- [WRITTEN PROBLEM]: Copy each line in the data that includes the word "color".

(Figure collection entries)
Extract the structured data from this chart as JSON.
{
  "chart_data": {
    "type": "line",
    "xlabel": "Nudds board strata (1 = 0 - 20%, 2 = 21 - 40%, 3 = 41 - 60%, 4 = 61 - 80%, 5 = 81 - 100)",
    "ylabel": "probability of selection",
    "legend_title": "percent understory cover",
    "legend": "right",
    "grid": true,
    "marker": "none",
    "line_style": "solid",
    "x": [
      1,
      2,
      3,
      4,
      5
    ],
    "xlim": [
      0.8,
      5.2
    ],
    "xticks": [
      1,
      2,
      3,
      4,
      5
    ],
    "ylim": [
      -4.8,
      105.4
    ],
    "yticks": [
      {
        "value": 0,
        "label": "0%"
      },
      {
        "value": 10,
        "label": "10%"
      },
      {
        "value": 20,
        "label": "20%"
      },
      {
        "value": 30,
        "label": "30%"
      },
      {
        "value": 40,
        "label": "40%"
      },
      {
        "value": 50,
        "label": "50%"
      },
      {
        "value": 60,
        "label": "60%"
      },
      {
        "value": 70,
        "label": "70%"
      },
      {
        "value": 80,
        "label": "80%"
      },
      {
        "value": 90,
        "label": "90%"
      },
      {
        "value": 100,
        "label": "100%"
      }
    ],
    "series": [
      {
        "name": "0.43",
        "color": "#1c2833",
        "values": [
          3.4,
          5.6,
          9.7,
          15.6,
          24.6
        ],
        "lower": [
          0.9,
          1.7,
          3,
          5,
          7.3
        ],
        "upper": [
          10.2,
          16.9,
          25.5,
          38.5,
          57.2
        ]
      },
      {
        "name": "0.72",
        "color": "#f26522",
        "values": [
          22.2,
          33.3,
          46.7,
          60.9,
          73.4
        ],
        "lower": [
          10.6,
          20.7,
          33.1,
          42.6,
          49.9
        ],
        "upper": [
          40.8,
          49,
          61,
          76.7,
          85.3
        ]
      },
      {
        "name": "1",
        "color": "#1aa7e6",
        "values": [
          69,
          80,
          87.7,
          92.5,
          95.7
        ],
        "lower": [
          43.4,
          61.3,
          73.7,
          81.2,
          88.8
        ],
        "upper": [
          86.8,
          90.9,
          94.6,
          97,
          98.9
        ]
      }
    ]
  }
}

- [RESULT]:
        "color": "#1c2833",
        "color": "#f26522",
        "color": "#1aa7e6",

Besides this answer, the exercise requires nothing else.